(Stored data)
■ ■ ■
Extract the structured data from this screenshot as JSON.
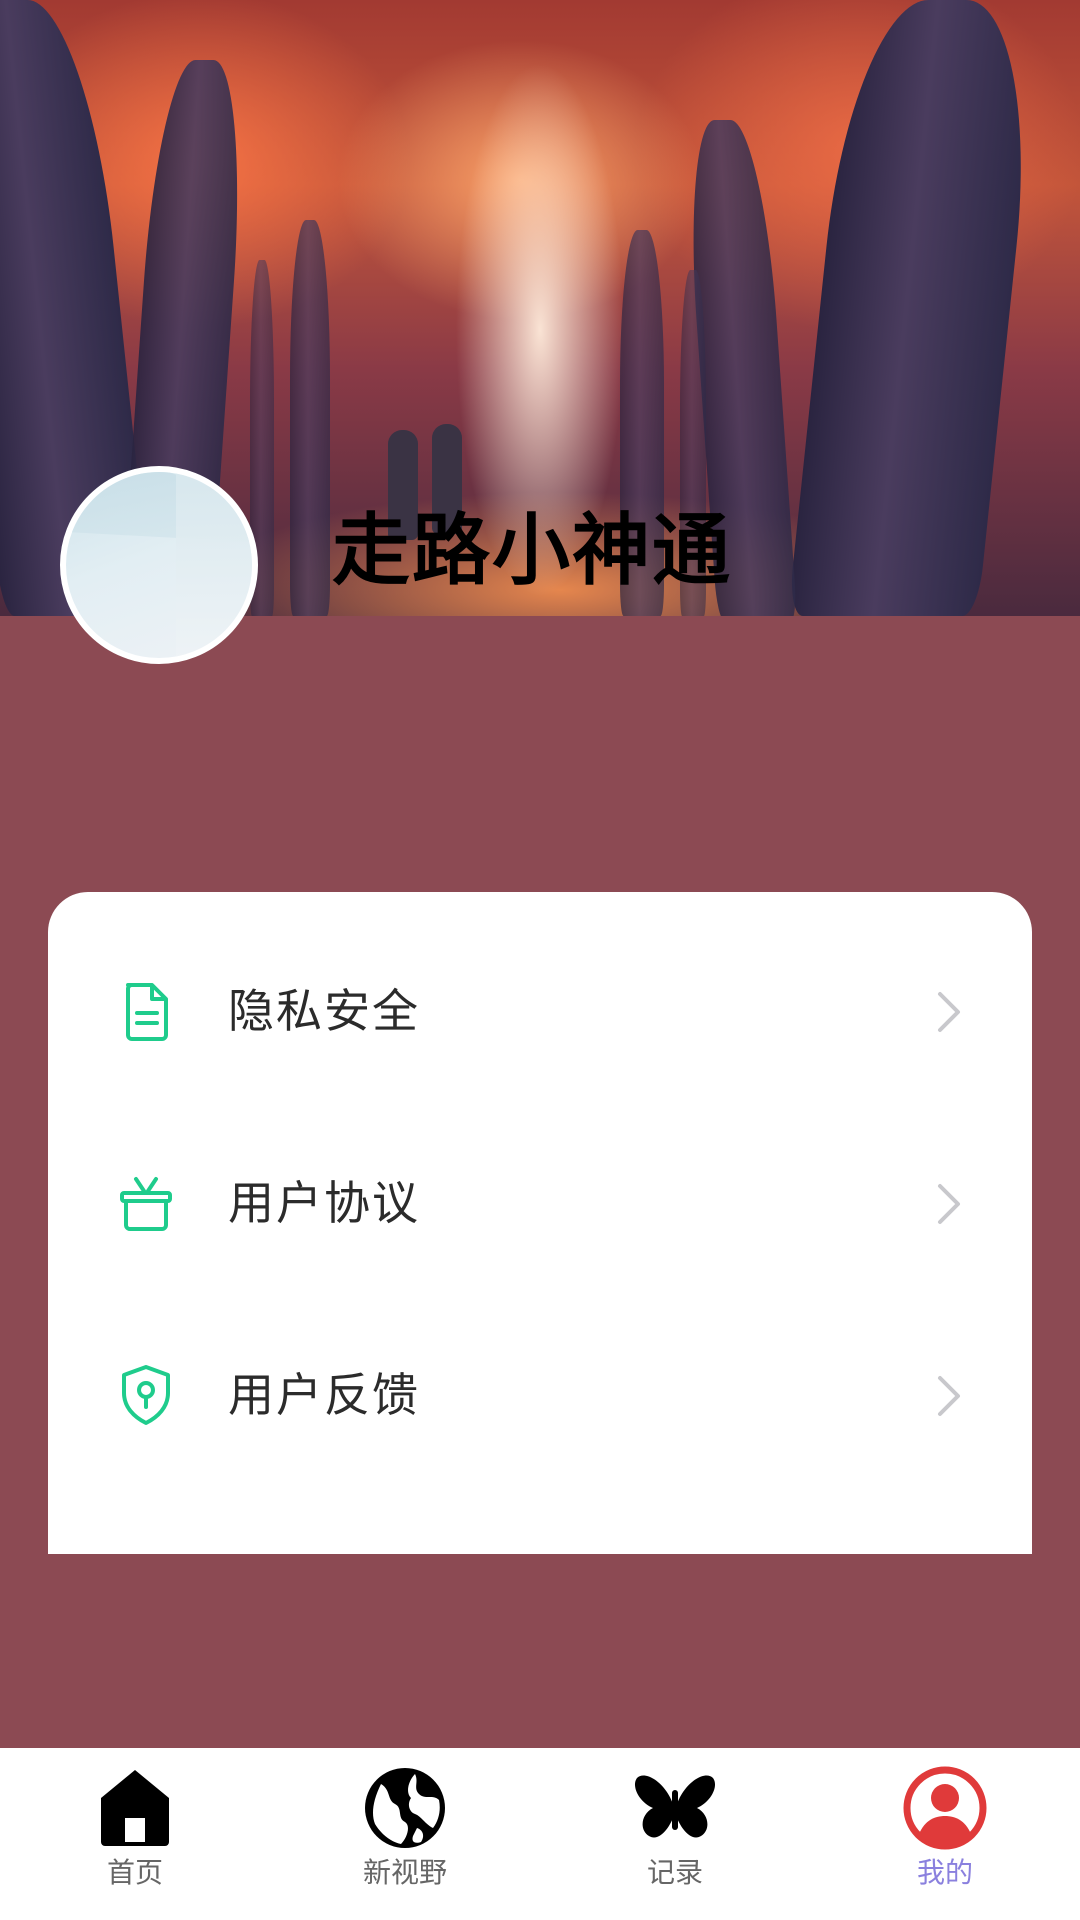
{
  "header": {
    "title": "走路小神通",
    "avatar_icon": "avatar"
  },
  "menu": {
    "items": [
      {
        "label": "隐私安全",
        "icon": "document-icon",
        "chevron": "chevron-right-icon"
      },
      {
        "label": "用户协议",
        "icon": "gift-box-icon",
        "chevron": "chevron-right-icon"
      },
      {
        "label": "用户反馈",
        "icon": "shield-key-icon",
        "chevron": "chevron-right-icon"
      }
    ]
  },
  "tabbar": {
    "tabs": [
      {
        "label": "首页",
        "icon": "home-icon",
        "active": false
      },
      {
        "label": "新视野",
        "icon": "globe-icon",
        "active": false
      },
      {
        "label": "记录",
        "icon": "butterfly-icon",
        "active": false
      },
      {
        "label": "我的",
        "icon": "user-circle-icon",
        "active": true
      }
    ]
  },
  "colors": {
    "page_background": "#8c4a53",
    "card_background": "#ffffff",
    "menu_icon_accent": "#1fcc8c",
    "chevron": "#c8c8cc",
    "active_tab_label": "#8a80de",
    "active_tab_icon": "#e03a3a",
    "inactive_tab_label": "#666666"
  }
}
■ ■ ■
### SET TASK
Copy each line in full and exactly, omitting any picture.

### TASK RESULT
Extract the structured data from this screenshot as JSON.
{
  "header": {
    "title": "走路小神通",
    "avatar_icon": "avatar"
  },
  "menu": {
    "items": [
      {
        "label": "隐私安全",
        "icon": "document-icon",
        "chevron": "chevron-right-icon"
      },
      {
        "label": "用户协议",
        "icon": "gift-box-icon",
        "chevron": "chevron-right-icon"
      },
      {
        "label": "用户反馈",
        "icon": "shield-key-icon",
        "chevron": "chevron-right-icon"
      }
    ]
  },
  "tabbar": {
    "tabs": [
      {
        "label": "首页",
        "icon": "home-icon",
        "active": false
      },
      {
        "label": "新视野",
        "icon": "globe-icon",
        "active": false
      },
      {
        "label": "记录",
        "icon": "butterfly-icon",
        "active": false
      },
      {
        "label": "我的",
        "icon": "user-circle-icon",
        "active": true
      }
    ]
  },
  "colors": {
    "page_background": "#8c4a53",
    "card_background": "#ffffff",
    "menu_icon_accent": "#1fcc8c",
    "chevron": "#c8c8cc",
    "active_tab_label": "#8a80de",
    "active_tab_icon": "#e03a3a",
    "inactive_tab_label": "#666666"
  }
}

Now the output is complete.